Report how many lines hold the string "ausgewirkt". Give the number and nothing else.

Data excerpts:
-.-.-
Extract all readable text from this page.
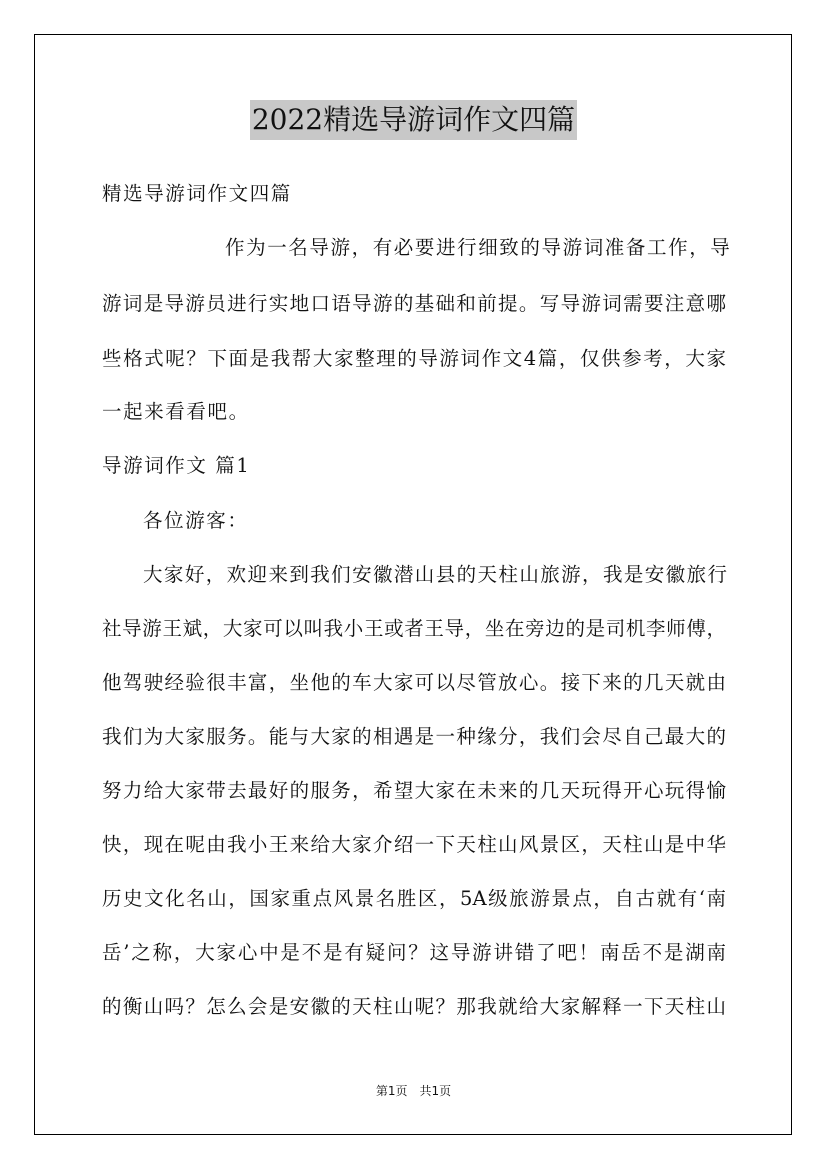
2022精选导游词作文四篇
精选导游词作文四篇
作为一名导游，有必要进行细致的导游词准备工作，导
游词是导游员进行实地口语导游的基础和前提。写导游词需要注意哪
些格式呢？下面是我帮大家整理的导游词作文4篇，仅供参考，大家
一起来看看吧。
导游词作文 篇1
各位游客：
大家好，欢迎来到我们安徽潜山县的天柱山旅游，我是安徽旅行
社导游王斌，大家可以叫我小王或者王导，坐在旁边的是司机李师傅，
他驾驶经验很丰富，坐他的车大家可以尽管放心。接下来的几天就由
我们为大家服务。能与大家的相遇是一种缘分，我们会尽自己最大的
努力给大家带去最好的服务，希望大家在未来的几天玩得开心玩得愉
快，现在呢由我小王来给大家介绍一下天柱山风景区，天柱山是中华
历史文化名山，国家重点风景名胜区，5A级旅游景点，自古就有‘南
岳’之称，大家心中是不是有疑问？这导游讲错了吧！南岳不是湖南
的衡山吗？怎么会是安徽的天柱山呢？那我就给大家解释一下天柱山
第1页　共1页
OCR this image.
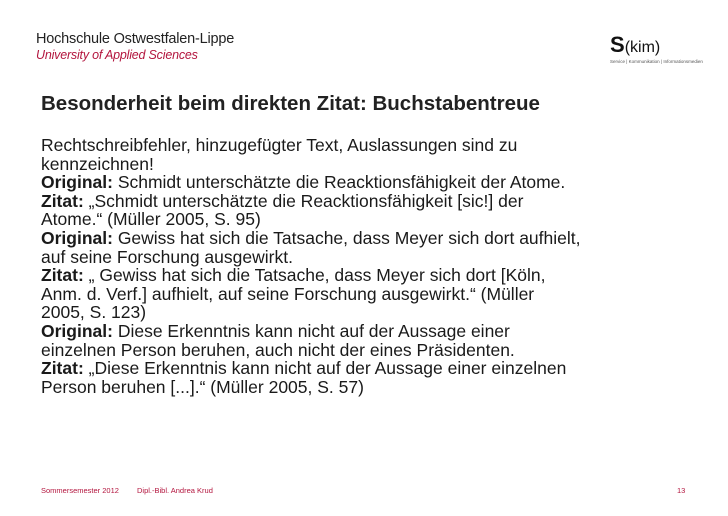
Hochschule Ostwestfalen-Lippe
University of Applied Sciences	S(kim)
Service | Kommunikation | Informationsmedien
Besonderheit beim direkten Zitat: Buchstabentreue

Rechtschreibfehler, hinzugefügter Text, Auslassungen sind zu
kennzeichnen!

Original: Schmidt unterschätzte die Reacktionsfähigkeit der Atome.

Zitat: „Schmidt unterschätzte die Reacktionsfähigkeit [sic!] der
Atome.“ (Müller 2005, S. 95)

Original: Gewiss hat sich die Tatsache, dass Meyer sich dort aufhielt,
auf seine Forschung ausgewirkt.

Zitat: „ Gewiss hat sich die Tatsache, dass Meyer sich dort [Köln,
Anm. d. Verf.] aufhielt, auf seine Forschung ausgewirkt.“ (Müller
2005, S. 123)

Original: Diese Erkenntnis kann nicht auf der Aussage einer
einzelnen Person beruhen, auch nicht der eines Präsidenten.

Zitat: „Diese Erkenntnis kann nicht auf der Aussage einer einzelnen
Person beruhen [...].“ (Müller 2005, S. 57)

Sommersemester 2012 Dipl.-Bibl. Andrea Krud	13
-.-.-
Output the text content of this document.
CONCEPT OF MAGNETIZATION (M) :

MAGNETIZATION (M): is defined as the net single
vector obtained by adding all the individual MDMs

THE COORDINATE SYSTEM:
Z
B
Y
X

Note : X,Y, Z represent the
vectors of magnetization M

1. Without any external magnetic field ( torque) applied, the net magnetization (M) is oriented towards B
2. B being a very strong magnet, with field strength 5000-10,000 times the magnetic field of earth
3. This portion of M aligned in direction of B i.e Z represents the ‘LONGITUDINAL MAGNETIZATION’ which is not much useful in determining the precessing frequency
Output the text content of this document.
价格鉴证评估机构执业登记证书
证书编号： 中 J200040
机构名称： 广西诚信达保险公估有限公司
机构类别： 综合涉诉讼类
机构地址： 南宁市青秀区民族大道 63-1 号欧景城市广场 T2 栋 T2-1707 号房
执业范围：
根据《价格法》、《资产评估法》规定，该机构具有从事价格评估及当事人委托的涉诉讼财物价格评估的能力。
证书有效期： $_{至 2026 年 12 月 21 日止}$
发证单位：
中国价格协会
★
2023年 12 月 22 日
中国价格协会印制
-.-.-
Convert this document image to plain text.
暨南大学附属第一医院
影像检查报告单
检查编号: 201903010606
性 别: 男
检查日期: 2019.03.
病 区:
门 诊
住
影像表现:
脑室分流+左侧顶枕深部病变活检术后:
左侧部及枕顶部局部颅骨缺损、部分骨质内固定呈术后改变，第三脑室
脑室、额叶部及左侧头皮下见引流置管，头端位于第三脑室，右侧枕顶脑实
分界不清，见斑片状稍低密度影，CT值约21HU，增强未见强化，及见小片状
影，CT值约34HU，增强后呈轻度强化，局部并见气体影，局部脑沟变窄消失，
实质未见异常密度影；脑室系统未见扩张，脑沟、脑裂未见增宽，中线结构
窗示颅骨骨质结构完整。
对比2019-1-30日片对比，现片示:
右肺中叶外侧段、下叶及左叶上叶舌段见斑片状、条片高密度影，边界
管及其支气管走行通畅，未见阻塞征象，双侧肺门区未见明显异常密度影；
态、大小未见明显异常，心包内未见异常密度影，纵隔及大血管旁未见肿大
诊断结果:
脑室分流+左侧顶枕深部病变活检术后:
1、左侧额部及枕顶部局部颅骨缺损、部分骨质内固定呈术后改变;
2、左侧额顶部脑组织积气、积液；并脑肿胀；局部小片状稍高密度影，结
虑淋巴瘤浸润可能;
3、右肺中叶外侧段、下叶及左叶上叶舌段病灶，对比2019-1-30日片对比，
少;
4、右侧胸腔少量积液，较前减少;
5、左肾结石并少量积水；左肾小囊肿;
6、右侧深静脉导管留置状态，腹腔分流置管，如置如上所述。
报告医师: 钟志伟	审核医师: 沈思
-.-.-
RESPONSE TO THIS TASK:
2